[Records from a data source]
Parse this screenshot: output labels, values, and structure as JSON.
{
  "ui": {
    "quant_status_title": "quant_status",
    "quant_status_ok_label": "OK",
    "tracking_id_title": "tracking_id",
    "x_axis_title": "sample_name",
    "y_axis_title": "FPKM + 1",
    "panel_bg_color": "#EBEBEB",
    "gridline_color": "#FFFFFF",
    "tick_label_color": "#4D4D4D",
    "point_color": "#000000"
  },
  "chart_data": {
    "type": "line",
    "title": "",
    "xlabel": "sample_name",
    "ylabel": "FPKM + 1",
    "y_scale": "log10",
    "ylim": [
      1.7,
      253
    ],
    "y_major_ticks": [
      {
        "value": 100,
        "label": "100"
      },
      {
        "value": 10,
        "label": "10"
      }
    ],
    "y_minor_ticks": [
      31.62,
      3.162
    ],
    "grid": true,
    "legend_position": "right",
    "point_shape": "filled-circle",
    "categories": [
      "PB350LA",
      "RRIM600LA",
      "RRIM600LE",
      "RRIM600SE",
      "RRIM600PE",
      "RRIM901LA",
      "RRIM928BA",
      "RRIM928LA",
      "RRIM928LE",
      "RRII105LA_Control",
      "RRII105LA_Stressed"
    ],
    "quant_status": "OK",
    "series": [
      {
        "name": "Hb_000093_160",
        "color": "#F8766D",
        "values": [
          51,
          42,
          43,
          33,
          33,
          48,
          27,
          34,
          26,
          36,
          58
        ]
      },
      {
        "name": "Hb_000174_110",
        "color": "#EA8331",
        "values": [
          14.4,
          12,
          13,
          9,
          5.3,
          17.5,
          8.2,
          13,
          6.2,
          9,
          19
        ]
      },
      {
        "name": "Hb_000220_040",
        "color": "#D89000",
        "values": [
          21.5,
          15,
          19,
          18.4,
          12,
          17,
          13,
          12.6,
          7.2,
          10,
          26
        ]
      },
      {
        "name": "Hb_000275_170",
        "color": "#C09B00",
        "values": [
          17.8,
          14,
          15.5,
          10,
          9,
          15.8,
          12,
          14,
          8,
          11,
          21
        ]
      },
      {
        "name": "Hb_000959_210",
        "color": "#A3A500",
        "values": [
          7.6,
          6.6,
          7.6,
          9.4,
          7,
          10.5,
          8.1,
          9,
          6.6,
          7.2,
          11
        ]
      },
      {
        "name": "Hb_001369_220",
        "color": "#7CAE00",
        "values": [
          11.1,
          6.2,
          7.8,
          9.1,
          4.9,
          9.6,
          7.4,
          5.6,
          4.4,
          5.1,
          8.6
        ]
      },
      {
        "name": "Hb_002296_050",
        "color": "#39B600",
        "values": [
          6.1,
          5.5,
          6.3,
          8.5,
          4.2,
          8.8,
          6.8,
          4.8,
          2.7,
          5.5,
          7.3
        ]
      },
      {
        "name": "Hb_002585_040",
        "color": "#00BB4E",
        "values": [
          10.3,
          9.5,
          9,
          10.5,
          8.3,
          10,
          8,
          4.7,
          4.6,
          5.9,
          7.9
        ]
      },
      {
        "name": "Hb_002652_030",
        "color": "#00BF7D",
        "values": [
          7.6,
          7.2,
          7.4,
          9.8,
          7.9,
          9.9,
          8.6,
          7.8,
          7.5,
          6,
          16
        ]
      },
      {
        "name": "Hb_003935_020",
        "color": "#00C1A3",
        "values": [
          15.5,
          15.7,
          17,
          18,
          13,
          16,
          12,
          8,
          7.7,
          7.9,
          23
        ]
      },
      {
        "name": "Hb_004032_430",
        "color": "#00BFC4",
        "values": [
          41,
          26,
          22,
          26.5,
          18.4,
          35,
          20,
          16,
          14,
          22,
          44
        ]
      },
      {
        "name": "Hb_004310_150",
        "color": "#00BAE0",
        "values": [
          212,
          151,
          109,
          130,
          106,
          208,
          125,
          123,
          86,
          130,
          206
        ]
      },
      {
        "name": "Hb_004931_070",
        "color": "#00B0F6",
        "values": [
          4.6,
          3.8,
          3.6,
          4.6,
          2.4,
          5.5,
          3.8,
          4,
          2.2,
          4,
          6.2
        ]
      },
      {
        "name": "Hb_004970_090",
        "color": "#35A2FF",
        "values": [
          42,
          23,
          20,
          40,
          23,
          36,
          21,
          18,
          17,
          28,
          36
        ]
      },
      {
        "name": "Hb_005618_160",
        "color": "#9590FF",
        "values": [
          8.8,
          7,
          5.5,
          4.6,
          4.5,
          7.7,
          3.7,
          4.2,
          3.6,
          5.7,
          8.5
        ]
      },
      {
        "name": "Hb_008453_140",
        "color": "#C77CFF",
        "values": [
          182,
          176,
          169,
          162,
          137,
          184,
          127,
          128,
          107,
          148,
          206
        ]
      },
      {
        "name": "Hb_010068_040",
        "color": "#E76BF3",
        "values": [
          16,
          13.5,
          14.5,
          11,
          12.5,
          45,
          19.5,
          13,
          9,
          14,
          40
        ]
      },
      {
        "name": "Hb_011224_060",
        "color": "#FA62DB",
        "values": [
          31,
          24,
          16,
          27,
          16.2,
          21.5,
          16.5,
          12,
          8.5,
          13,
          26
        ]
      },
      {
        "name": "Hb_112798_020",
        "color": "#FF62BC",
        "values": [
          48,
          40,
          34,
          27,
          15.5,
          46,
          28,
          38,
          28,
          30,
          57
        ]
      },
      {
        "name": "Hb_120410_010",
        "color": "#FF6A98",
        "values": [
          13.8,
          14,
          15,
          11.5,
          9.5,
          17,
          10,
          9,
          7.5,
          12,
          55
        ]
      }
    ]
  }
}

==

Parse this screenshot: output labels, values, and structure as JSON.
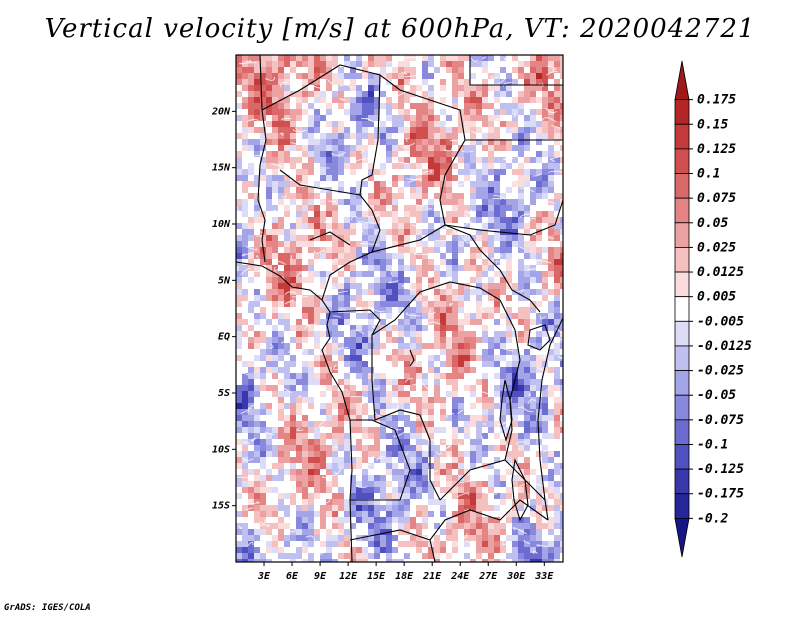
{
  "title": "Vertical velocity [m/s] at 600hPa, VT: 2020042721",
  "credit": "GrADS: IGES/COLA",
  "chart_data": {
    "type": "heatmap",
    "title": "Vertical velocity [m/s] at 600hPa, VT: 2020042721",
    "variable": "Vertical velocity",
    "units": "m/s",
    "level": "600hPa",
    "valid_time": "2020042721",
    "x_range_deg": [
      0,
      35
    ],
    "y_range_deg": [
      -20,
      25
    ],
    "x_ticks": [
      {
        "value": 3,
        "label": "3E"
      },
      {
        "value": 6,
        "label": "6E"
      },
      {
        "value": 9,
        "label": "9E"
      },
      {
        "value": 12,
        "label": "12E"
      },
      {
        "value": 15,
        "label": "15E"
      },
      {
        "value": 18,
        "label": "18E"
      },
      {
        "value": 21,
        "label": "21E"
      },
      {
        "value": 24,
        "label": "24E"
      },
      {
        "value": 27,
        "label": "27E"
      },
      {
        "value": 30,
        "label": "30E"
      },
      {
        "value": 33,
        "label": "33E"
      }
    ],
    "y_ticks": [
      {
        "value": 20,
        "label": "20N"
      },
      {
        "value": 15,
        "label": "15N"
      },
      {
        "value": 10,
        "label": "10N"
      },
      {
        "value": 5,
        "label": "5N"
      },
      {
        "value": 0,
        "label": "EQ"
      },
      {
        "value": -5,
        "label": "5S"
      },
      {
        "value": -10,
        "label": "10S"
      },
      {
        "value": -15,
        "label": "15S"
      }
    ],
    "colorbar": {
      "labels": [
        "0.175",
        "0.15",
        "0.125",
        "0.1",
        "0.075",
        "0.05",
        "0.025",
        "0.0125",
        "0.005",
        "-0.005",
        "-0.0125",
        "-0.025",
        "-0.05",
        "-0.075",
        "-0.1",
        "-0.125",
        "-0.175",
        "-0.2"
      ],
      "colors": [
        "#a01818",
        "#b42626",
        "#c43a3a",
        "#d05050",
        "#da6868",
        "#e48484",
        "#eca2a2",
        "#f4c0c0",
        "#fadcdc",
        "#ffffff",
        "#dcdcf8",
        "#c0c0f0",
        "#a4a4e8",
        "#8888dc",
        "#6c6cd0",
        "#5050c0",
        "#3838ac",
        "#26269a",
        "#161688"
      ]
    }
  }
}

---

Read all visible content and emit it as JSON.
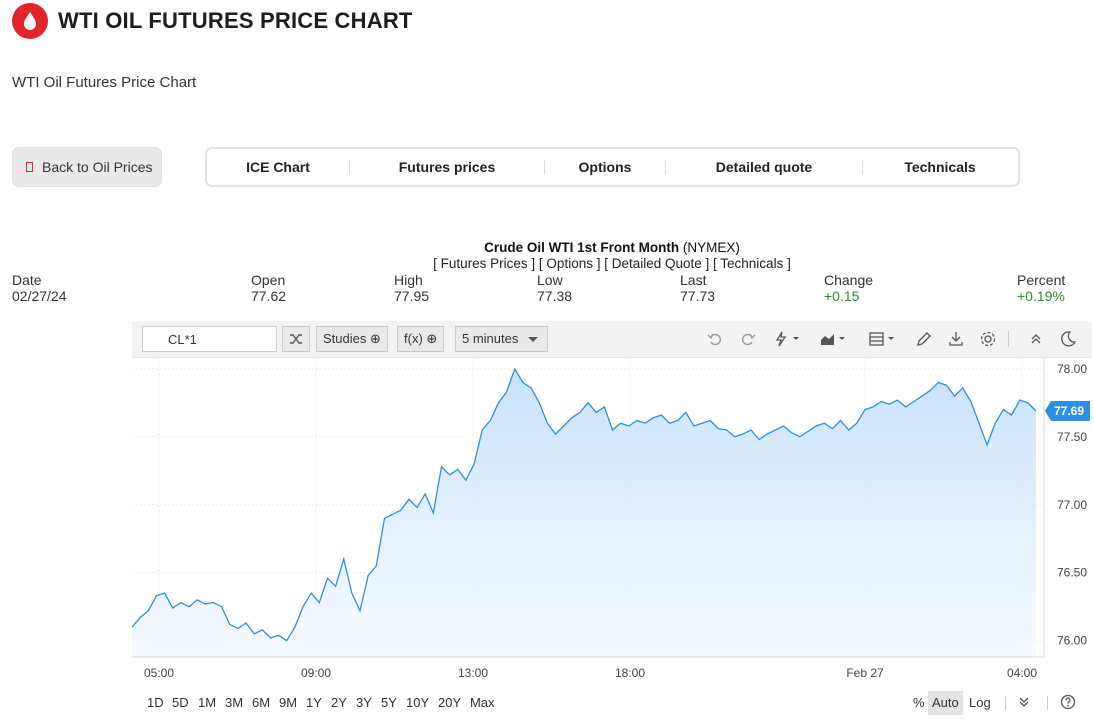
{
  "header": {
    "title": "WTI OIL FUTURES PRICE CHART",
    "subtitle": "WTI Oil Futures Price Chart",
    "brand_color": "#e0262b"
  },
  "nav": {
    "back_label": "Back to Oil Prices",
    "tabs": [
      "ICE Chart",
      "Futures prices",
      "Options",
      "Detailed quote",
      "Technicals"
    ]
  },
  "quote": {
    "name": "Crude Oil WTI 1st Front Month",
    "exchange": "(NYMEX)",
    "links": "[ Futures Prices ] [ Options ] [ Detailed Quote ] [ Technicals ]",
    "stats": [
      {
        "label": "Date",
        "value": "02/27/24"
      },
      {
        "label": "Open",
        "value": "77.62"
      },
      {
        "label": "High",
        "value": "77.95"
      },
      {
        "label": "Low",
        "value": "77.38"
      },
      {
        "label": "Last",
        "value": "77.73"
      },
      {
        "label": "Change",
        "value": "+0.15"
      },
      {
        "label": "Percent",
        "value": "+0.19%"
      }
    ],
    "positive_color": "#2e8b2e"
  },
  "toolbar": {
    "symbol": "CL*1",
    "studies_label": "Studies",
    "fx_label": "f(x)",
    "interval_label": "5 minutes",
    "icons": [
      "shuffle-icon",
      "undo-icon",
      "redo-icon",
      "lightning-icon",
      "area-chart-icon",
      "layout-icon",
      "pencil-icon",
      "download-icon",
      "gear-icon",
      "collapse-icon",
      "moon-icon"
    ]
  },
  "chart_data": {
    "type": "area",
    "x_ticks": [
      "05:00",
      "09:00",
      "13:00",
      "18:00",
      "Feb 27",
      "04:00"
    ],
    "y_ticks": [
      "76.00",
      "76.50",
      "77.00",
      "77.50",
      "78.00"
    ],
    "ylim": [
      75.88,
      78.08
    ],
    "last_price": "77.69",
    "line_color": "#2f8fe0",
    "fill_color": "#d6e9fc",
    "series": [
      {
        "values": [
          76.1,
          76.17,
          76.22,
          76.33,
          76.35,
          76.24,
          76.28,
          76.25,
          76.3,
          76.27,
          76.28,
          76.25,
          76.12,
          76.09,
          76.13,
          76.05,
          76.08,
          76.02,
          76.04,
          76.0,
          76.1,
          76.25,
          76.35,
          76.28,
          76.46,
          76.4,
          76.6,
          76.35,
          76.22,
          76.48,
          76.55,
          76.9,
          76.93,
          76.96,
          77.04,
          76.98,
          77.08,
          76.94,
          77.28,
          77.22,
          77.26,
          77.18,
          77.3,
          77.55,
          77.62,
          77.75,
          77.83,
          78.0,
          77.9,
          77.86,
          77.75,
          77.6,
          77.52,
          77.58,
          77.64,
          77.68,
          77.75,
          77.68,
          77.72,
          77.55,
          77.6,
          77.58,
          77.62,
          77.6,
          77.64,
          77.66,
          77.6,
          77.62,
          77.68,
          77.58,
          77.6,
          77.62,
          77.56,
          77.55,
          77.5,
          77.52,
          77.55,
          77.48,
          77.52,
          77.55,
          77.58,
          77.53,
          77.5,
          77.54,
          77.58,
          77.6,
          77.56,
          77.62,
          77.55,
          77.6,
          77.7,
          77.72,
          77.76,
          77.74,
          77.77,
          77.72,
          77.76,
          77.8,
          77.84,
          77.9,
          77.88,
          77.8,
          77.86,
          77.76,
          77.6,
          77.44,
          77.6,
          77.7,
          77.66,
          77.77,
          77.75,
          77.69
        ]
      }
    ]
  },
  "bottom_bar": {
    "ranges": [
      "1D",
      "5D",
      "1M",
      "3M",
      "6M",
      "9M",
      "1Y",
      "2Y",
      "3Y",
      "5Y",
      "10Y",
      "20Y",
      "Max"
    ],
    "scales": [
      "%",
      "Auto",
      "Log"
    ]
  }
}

_Written exercise:_ Tell how many lines of the material above hold "velocity", answering with a bare number.

_The result:_ 3